══ SUPPLIED INFORMATION ══

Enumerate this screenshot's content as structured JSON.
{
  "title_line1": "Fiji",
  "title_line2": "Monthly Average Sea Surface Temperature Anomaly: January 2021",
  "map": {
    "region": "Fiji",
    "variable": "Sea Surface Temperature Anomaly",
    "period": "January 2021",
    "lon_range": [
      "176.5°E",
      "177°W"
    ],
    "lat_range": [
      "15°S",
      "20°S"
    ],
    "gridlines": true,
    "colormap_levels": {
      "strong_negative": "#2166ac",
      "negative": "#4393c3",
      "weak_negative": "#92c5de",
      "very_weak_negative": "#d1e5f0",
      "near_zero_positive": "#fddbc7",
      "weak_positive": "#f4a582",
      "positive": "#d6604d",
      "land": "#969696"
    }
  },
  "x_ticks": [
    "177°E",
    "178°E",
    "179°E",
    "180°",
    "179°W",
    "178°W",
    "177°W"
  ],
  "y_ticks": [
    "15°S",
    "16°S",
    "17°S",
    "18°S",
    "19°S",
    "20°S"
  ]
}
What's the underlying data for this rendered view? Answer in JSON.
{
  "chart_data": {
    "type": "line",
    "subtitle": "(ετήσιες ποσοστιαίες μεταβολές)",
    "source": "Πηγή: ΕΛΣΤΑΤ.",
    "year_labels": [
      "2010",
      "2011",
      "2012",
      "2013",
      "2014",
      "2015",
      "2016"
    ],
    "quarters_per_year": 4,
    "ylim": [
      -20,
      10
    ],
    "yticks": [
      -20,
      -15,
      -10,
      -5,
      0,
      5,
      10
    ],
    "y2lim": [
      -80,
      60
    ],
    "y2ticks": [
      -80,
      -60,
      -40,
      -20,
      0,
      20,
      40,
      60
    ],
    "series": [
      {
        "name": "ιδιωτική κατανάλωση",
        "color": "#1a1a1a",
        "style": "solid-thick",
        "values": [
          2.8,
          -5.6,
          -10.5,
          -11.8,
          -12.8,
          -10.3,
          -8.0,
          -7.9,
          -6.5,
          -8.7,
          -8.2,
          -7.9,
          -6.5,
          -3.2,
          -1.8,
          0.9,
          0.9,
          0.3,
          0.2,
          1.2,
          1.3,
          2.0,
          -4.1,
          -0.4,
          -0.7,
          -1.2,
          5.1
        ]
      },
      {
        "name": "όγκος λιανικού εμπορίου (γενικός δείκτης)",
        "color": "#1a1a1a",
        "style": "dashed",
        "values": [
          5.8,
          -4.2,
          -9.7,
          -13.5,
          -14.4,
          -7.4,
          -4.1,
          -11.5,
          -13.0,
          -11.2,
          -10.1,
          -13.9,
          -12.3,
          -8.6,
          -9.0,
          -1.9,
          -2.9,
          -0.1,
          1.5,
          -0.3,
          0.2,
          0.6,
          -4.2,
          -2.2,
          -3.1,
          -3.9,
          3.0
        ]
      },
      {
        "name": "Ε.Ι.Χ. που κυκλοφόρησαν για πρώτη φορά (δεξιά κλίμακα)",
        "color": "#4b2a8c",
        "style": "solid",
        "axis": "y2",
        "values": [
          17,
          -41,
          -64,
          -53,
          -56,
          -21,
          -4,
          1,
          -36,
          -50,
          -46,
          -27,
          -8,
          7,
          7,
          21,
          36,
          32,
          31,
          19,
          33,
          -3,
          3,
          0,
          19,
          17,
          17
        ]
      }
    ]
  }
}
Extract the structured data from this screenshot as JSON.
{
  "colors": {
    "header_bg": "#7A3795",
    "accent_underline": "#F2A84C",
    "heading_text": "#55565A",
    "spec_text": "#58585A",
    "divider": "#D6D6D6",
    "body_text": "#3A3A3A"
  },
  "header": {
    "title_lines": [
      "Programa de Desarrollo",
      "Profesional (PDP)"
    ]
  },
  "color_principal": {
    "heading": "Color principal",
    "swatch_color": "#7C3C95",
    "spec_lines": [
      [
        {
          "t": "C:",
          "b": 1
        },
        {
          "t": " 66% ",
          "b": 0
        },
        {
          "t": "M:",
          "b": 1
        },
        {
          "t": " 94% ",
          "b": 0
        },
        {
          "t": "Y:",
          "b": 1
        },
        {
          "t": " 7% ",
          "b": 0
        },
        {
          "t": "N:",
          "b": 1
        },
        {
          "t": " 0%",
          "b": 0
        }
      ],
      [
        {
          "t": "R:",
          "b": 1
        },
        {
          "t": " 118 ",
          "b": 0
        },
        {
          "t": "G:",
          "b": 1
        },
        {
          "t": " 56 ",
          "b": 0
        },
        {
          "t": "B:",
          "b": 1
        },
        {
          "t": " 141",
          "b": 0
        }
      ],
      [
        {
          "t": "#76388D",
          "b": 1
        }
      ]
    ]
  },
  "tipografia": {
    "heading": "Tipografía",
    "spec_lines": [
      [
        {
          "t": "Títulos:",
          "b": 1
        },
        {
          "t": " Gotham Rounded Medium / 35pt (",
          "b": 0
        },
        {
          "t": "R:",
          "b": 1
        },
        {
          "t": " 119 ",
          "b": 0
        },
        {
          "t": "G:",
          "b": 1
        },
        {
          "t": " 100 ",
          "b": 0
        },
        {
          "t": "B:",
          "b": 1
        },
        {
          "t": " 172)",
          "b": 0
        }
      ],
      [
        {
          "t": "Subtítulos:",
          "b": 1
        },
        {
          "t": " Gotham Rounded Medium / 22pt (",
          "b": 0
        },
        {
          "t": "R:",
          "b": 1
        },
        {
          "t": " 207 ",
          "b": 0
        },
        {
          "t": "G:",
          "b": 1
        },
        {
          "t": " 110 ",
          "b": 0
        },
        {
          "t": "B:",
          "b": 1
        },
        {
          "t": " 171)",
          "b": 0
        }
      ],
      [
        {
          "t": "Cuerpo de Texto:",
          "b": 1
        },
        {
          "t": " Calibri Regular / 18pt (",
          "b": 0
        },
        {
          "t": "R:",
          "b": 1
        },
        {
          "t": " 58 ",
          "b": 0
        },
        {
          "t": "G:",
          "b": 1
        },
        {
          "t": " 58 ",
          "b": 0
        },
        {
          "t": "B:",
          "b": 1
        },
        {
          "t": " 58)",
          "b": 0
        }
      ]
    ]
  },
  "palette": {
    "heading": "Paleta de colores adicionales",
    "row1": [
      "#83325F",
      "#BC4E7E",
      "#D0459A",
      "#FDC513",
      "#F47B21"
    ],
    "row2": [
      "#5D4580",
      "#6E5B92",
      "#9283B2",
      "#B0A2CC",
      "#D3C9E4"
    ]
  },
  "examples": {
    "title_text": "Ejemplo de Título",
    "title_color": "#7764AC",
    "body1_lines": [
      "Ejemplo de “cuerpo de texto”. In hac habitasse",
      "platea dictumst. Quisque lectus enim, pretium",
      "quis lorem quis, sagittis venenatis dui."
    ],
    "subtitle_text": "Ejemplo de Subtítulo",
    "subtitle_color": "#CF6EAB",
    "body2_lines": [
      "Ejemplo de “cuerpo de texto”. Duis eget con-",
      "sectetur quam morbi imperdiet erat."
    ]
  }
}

═══

Check each line of the records for the word "Surface", and show the lines that contain it.

  "title_line2": "Monthly Average Sea Surface Temperature Anomaly: January 2021",
    "variable": "Sea Surface Temperature Anomaly",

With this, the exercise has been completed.